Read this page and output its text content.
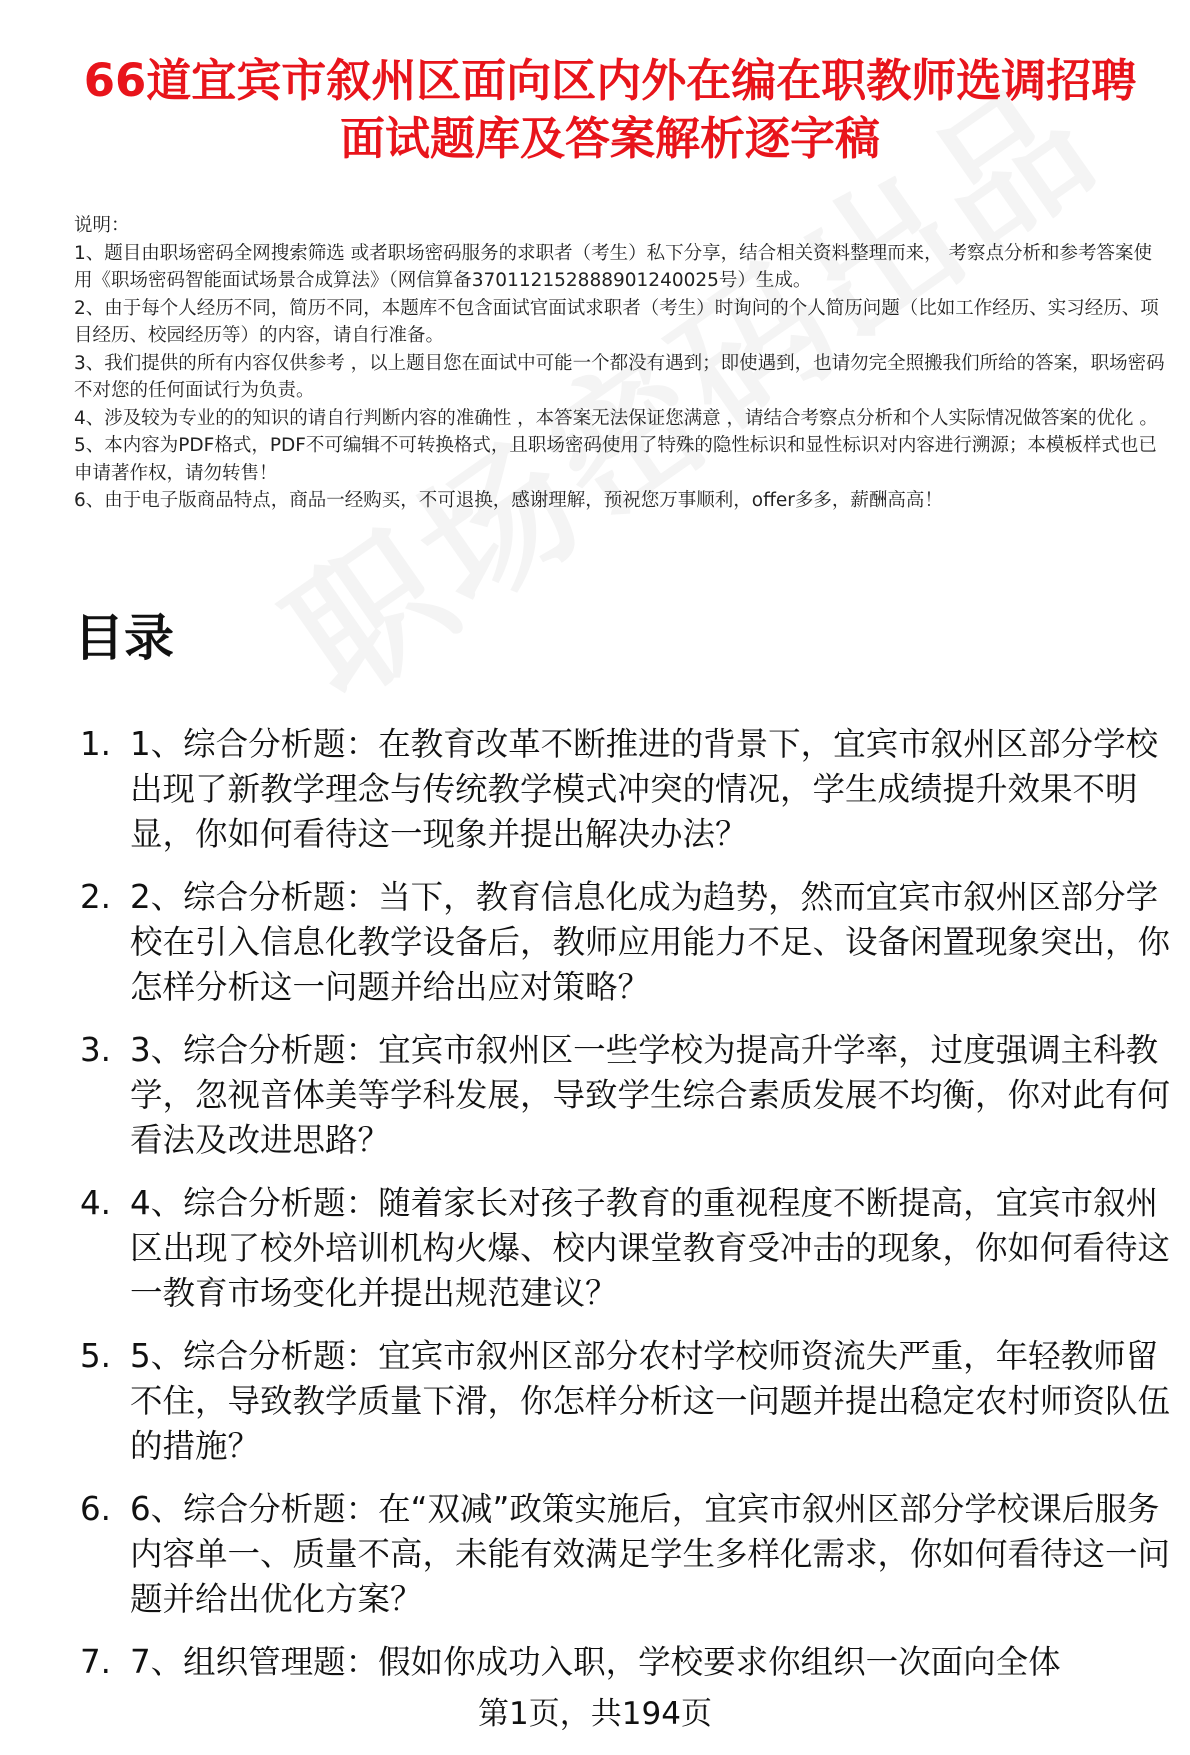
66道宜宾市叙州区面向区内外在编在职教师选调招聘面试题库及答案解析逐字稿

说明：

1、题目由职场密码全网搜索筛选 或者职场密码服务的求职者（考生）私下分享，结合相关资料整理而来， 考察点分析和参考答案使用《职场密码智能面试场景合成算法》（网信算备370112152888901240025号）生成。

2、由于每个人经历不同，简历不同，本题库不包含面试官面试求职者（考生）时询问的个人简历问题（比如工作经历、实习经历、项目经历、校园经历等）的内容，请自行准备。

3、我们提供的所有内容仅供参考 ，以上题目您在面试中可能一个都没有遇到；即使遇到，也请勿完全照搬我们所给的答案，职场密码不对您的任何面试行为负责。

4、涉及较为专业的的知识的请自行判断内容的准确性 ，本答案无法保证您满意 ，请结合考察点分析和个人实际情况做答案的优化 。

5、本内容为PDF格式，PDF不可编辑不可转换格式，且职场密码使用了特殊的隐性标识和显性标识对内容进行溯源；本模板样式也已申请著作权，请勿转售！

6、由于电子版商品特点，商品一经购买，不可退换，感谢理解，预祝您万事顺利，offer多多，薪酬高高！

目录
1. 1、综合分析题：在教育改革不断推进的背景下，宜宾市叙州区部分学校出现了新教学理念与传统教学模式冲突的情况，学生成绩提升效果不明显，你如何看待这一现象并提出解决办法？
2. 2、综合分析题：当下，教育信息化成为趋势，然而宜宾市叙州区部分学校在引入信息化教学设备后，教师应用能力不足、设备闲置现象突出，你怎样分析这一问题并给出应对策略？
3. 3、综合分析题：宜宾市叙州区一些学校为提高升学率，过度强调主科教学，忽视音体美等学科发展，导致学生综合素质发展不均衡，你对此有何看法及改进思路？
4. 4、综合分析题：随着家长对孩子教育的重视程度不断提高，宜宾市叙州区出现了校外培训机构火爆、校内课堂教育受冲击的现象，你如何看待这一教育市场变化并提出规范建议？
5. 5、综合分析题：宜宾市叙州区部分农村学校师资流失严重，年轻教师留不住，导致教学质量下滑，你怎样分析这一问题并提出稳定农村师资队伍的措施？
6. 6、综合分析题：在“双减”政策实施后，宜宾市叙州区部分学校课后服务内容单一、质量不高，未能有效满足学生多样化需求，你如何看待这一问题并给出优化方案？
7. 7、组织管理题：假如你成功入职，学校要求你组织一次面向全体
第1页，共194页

==

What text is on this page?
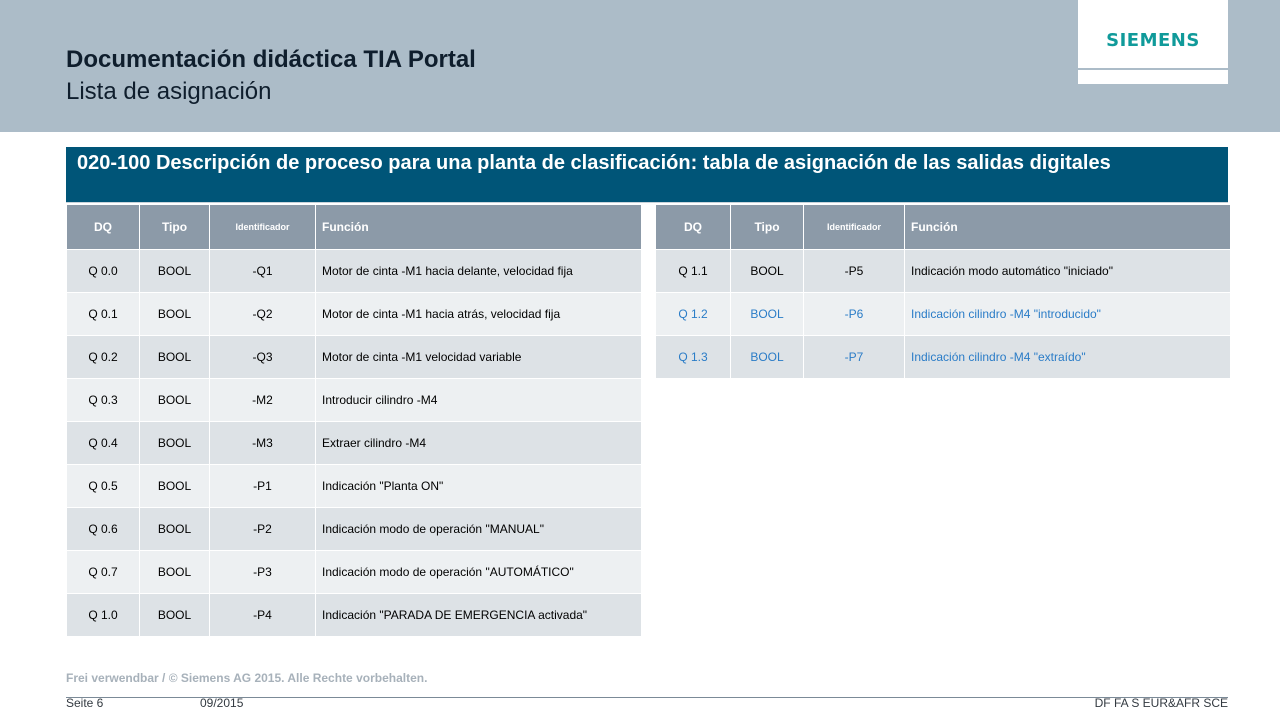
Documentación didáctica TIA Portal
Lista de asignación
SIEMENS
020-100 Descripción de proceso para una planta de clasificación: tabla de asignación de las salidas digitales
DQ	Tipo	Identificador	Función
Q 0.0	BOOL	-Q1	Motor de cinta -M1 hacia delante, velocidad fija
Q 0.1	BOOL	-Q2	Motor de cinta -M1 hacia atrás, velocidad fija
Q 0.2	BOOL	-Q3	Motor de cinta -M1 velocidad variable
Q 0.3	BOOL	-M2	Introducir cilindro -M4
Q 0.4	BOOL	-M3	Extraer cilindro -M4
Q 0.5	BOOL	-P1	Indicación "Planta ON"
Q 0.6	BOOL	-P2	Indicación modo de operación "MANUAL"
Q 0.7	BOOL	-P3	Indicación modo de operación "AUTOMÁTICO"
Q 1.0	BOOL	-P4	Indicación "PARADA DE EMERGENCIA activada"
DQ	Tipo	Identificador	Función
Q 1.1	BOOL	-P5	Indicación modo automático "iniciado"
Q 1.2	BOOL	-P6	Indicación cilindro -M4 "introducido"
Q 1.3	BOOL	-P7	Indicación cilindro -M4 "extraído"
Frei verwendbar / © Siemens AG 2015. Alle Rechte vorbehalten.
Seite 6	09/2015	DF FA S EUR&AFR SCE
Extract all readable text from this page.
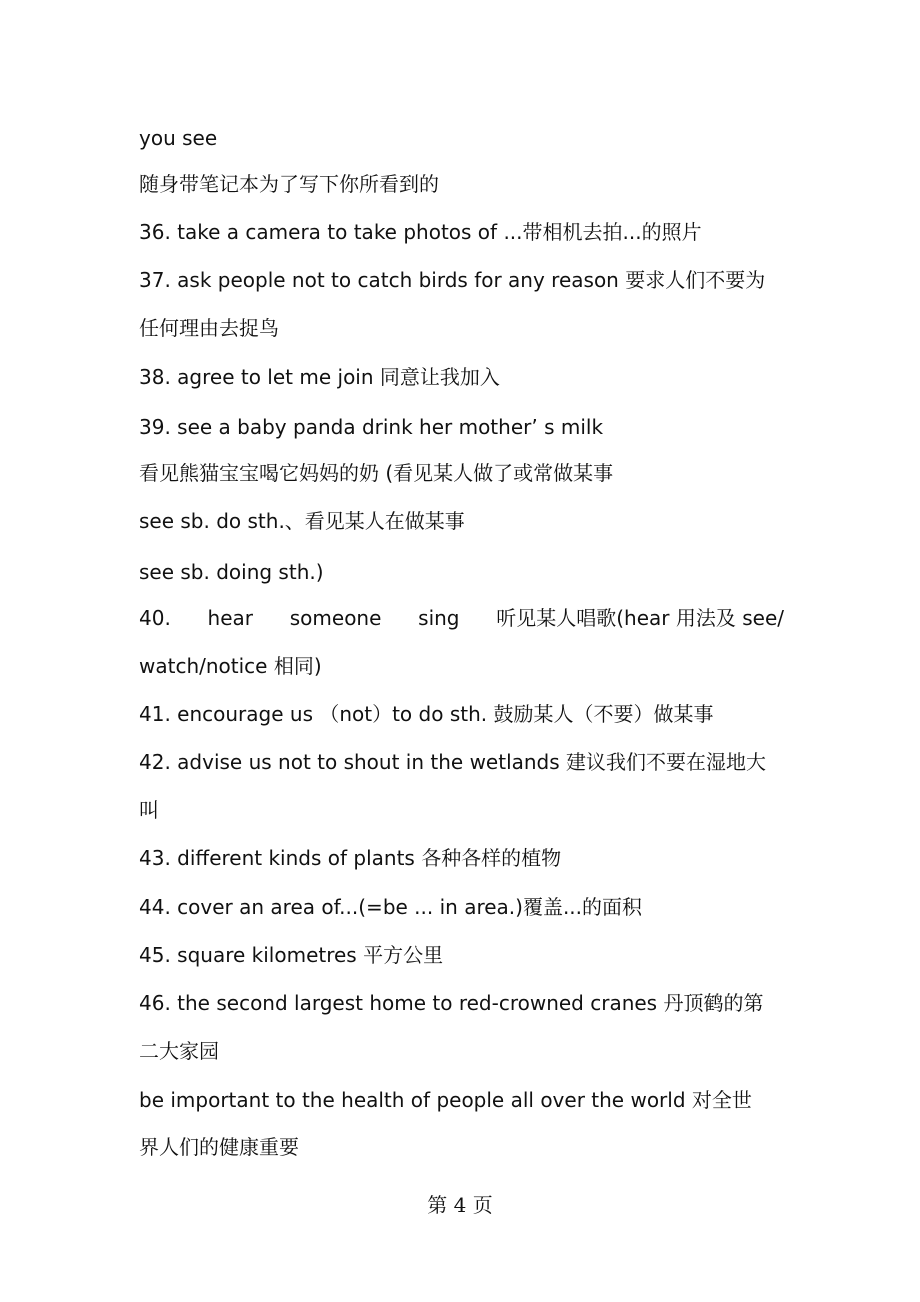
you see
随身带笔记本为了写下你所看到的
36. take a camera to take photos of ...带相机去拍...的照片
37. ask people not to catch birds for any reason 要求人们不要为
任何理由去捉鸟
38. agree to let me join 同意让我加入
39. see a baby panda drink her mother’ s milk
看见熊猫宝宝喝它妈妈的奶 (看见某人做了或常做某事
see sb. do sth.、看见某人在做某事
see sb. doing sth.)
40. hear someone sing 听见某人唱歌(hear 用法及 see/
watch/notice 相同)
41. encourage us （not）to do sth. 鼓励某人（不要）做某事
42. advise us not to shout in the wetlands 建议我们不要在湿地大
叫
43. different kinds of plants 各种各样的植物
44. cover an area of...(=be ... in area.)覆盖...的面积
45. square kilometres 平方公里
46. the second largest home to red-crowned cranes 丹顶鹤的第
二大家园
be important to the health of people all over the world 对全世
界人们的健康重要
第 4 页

...

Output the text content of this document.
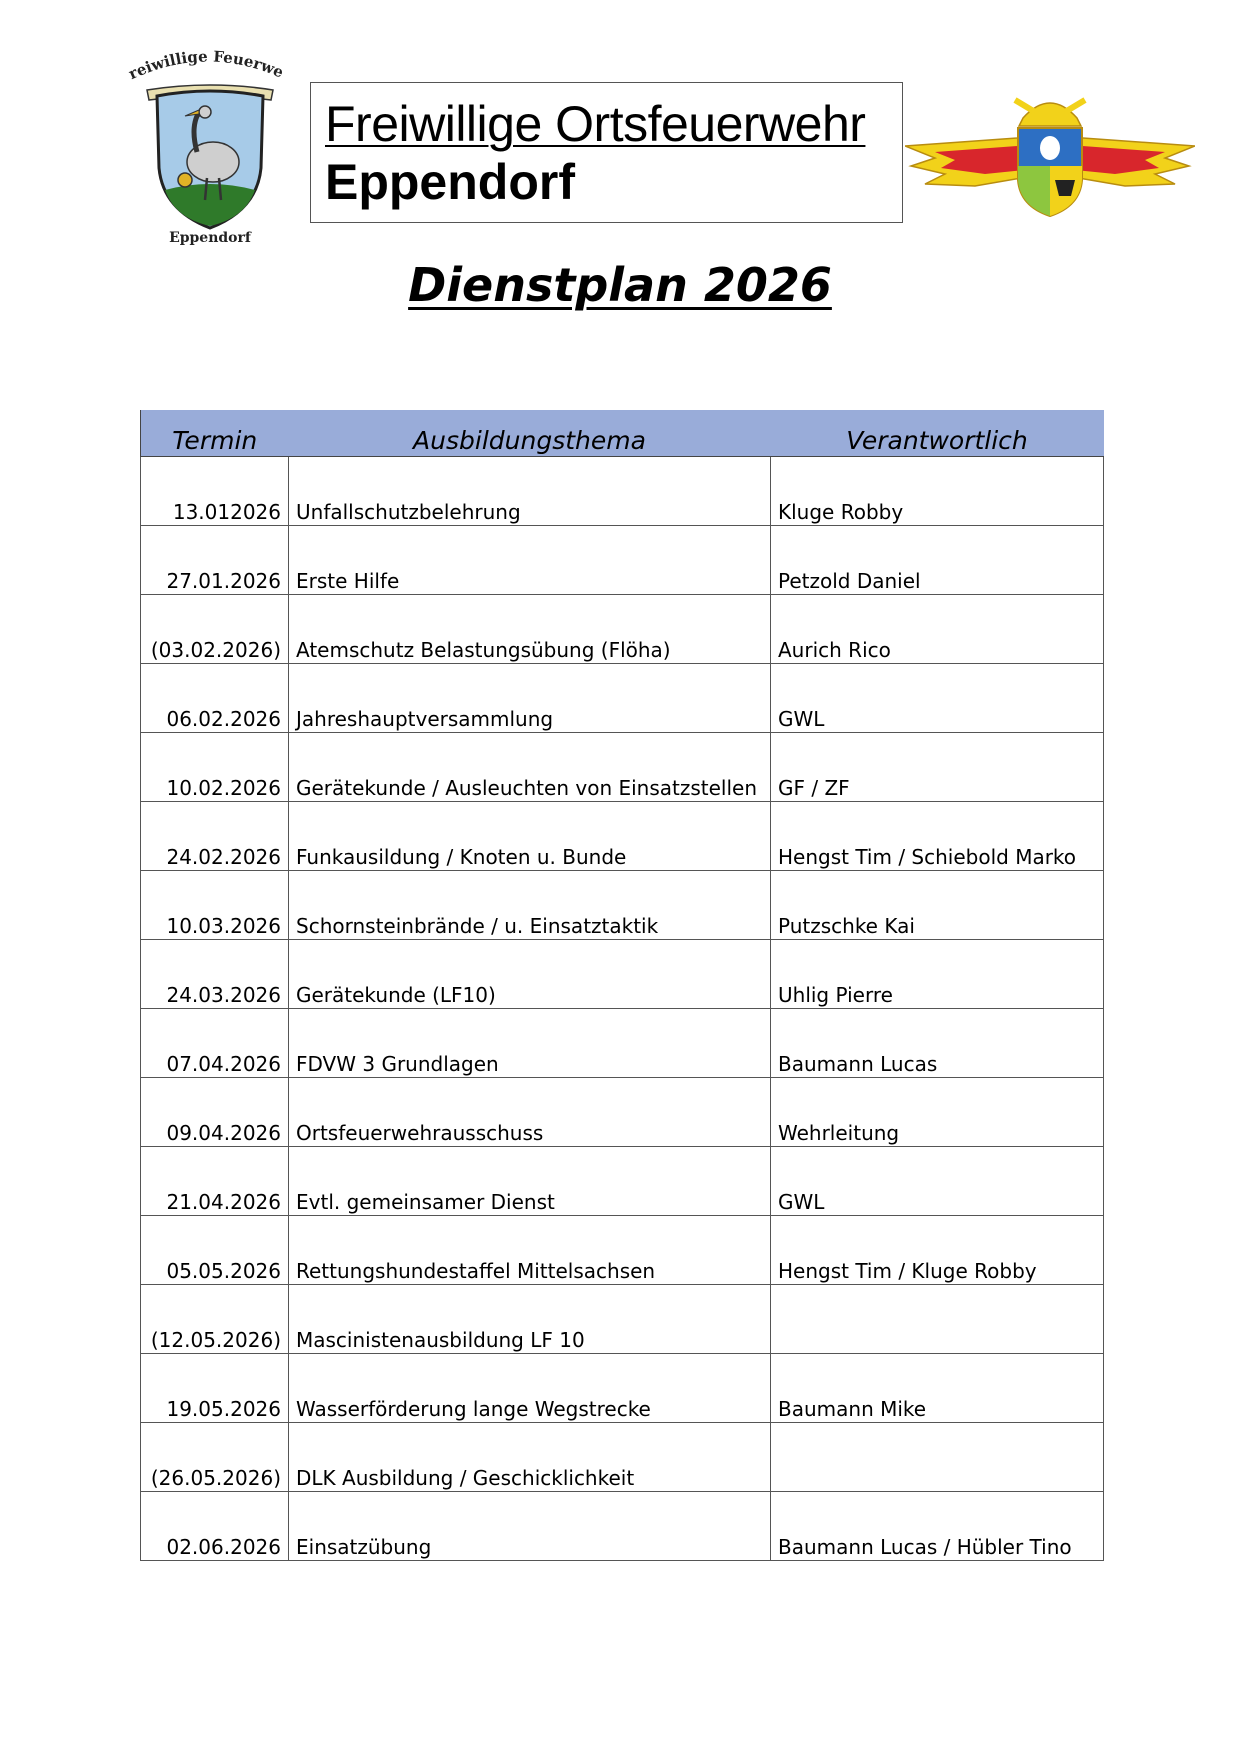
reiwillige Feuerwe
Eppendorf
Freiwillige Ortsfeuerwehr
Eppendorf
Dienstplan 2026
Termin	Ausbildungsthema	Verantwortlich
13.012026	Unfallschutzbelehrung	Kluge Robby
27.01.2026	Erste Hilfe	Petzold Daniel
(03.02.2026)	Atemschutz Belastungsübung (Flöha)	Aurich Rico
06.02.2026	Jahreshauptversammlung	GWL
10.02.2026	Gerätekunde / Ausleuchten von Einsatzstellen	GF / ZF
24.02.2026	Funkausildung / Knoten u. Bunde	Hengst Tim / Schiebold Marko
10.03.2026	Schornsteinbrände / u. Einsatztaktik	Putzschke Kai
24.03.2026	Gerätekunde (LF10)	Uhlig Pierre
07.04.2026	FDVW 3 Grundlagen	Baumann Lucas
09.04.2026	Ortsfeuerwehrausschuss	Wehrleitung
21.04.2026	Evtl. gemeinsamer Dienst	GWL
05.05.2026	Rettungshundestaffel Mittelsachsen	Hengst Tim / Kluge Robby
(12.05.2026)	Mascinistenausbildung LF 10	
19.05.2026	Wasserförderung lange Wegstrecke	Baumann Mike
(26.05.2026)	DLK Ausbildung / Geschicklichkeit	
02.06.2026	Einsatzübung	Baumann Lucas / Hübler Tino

## Do this
Read through the entries and copy every line that includes "page".

## Correct result
Read this page and output its text content.
What text is on this page?
Extract all readable text from this page.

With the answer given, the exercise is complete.